**What is required:** Each record needs to be echoed exactly; can you do that?

(Dataset items)
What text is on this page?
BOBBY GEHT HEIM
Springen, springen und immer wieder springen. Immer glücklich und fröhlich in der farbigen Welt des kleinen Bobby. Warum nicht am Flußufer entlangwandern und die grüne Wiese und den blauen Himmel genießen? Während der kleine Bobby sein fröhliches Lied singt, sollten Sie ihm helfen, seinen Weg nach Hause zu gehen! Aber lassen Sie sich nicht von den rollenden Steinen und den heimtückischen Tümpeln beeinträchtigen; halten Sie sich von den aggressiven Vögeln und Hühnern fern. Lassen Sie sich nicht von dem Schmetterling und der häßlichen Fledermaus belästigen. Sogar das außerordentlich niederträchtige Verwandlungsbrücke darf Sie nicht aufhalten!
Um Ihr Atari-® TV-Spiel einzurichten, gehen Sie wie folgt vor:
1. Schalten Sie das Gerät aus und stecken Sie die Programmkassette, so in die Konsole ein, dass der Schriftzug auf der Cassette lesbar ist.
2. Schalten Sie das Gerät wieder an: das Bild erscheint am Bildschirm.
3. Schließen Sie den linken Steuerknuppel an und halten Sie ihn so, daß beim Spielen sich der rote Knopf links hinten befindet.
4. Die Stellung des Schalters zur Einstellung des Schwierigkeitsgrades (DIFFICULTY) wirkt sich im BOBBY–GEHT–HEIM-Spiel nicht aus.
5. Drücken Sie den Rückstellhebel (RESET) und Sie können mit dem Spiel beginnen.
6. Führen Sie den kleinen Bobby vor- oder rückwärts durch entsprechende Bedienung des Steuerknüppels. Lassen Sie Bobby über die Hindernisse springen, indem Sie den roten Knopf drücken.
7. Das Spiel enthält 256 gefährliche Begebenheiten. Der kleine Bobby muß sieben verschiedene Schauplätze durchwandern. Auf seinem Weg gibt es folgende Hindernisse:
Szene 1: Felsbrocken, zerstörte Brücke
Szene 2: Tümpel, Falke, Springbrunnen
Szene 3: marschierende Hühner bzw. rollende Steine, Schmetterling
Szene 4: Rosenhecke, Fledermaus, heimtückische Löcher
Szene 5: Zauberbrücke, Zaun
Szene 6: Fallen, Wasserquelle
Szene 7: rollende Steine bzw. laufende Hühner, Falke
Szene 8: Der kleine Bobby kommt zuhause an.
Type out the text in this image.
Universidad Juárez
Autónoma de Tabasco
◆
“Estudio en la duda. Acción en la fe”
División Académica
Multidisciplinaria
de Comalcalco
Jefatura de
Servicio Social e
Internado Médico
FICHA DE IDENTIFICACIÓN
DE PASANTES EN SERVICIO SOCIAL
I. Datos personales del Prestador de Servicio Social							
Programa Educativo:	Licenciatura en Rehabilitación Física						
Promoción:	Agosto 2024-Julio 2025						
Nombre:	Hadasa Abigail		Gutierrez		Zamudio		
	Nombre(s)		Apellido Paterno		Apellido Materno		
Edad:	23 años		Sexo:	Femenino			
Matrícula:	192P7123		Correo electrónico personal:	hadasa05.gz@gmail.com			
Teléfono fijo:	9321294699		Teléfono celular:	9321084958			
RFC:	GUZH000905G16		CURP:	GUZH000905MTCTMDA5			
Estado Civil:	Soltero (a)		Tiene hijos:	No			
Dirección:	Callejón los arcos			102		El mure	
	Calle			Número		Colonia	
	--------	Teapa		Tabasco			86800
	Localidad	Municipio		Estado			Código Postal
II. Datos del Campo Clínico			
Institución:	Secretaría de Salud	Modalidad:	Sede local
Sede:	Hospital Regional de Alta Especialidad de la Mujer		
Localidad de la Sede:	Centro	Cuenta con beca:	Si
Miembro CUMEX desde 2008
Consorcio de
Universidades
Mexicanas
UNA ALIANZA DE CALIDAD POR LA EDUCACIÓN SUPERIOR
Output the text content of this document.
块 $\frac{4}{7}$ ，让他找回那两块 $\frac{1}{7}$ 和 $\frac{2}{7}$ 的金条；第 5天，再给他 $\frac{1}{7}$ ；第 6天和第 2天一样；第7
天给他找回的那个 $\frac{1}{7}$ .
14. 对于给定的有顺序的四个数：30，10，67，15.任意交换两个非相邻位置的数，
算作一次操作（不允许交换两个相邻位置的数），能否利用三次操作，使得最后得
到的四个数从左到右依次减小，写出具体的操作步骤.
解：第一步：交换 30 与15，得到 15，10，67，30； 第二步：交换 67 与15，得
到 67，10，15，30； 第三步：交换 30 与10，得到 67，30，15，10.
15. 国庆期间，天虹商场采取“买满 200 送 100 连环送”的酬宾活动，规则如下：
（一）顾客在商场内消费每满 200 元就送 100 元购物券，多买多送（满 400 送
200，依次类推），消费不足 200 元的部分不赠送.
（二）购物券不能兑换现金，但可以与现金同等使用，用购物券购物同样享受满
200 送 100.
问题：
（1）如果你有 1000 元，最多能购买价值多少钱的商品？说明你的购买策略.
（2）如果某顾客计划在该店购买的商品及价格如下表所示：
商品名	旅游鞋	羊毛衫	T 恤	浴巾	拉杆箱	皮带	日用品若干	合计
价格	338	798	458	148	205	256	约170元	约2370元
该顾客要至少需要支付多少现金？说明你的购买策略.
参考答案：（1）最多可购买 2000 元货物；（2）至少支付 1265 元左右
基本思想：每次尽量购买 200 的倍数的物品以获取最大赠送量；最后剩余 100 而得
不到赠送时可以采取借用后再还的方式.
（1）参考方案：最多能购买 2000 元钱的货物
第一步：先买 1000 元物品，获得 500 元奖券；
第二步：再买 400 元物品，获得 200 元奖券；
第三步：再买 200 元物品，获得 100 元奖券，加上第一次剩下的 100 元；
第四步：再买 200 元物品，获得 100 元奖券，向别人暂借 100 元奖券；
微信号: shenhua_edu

**Reply:**
What text is on this page?
BOBBY GEHT HEIM
Springen, springen und immer wieder springen. Immer glücklich und fröhlich in der farbigen Welt des kleinen Bobby. Warum nicht am Flußufer entlangwandern und die grüne Wiese und den blauen Himmel genießen? Während der kleine Bobby sein fröhliches Lied singt, sollten Sie ihm helfen, seinen Weg nach Hause zu gehen! Aber lassen Sie sich nicht von den rollenden Steinen und den heimtückischen Tümpeln beeinträchtigen; halten Sie sich von den aggressiven Vögeln und Hühnern fern. Lassen Sie sich nicht von dem Schmetterling und der häßlichen Fledermaus belästigen. Sogar das außerordentlich niederträchtige Verwandlungsbrücke darf Sie nicht aufhalten!
Um Ihr Atari-® TV-Spiel einzurichten, gehen Sie wie folgt vor:
1. Schalten Sie das Gerät aus und stecken Sie die Programmkassette, so in die Konsole ein, dass der Schriftzug auf der Cassette lesbar ist.
2. Schalten Sie das Gerät wieder an: das Bild erscheint am Bildschirm.
3. Schließen Sie den linken Steuerknuppel an und halten Sie ihn so, daß beim Spielen sich der rote Knopf links hinten befindet.
4. Die Stellung des Schalters zur Einstellung des Schwierigkeitsgrades (DIFFICULTY) wirkt sich im BOBBY–GEHT–HEIM-Spiel nicht aus.
5. Drücken Sie den Rückstellhebel (RESET) und Sie können mit dem Spiel beginnen.
6. Führen Sie den kleinen Bobby vor- oder rückwärts durch entsprechende Bedienung des Steuerknüppels. Lassen Sie Bobby über die Hindernisse springen, indem Sie den roten Knopf drücken.
7. Das Spiel enthält 256 gefährliche Begebenheiten. Der kleine Bobby muß sieben verschiedene Schauplätze durchwandern. Auf seinem Weg gibt es folgende Hindernisse:
Szene 1: Felsbrocken, zerstörte Brücke
Szene 2: Tümpel, Falke, Springbrunnen
Szene 3: marschierende Hühner bzw. rollende Steine, Schmetterling
Szene 4: Rosenhecke, Fledermaus, heimtückische Löcher
Szene 5: Zauberbrücke, Zaun
Szene 6: Fallen, Wasserquelle
Szene 7: rollende Steine bzw. laufende Hühner, Falke
Szene 8: Der kleine Bobby kommt zuhause an.
Type out the text in this image.
Universidad Juárez
Autónoma de Tabasco
◆
“Estudio en la duda. Acción en la fe”
División Académica
Multidisciplinaria
de Comalcalco
Jefatura de
Servicio Social e
Internado Médico
FICHA DE IDENTIFICACIÓN
DE PASANTES EN SERVICIO SOCIAL
I. Datos personales del Prestador de Servicio Social							
Programa Educativo:	Licenciatura en Rehabilitación Física						
Promoción:	Agosto 2024-Julio 2025						
Nombre:	Hadasa Abigail		Gutierrez		Zamudio		
	Nombre(s)		Apellido Paterno		Apellido Materno		
Edad:	23 años		Sexo:	Femenino			
Matrícula:	192P7123		Correo electrónico personal:	hadasa05.gz@gmail.com			
Teléfono fijo:	9321294699		Teléfono celular:	9321084958			
RFC:	GUZH000905G16		CURP:	GUZH000905MTCTMDA5			
Estado Civil:	Soltero (a)		Tiene hijos:	No			
Dirección:	Callejón los arcos			102		El mure	
	Calle			Número		Colonia	
	--------	Teapa		Tabasco			86800
	Localidad	Municipio		Estado			Código Postal
II. Datos del Campo Clínico			
Institución:	Secretaría de Salud	Modalidad:	Sede local
Sede:	Hospital Regional de Alta Especialidad de la Mujer		
Localidad de la Sede:	Centro	Cuenta con beca:	Si
Miembro CUMEX desde 2008
Consorcio de
Universidades
Mexicanas
UNA ALIANZA DE CALIDAD POR LA EDUCACIÓN SUPERIOR
Output the text content of this document.
块 $\frac{4}{7}$ ，让他找回那两块 $\frac{1}{7}$ 和 $\frac{2}{7}$ 的金条；第 5天，再给他 $\frac{1}{7}$ ；第 6天和第 2天一样；第7
天给他找回的那个 $\frac{1}{7}$ .
14. 对于给定的有顺序的四个数：30，10，67，15.任意交换两个非相邻位置的数，
算作一次操作（不允许交换两个相邻位置的数），能否利用三次操作，使得最后得
到的四个数从左到右依次减小，写出具体的操作步骤.
解：第一步：交换 30 与15，得到 15，10，67，30； 第二步：交换 67 与15，得
到 67，10，15，30； 第三步：交换 30 与10，得到 67，30，15，10.
15. 国庆期间，天虹商场采取“买满 200 送 100 连环送”的酬宾活动，规则如下：
（一）顾客在商场内消费每满 200 元就送 100 元购物券，多买多送（满 400 送
200，依次类推），消费不足 200 元的部分不赠送.
（二）购物券不能兑换现金，但可以与现金同等使用，用购物券购物同样享受满
200 送 100.
问题：
（1）如果你有 1000 元，最多能购买价值多少钱的商品？说明你的购买策略.
（2）如果某顾客计划在该店购买的商品及价格如下表所示：
商品名	旅游鞋	羊毛衫	T 恤	浴巾	拉杆箱	皮带	日用品若干	合计
价格	338	798	458	148	205	256	约170元	约2370元
该顾客要至少需要支付多少现金？说明你的购买策略.
参考答案：（1）最多可购买 2000 元货物；（2）至少支付 1265 元左右
基本思想：每次尽量购买 200 的倍数的物品以获取最大赠送量；最后剩余 100 而得
不到赠送时可以采取借用后再还的方式.
（1）参考方案：最多能购买 2000 元钱的货物
第一步：先买 1000 元物品，获得 500 元奖券；
第二步：再买 400 元物品，获得 200 元奖券；
第三步：再买 200 元物品，获得 100 元奖券，加上第一次剩下的 100 元；
第四步：再买 200 元物品，获得 100 元奖券，向别人暂借 100 元奖券；
微信号: shenhua_edu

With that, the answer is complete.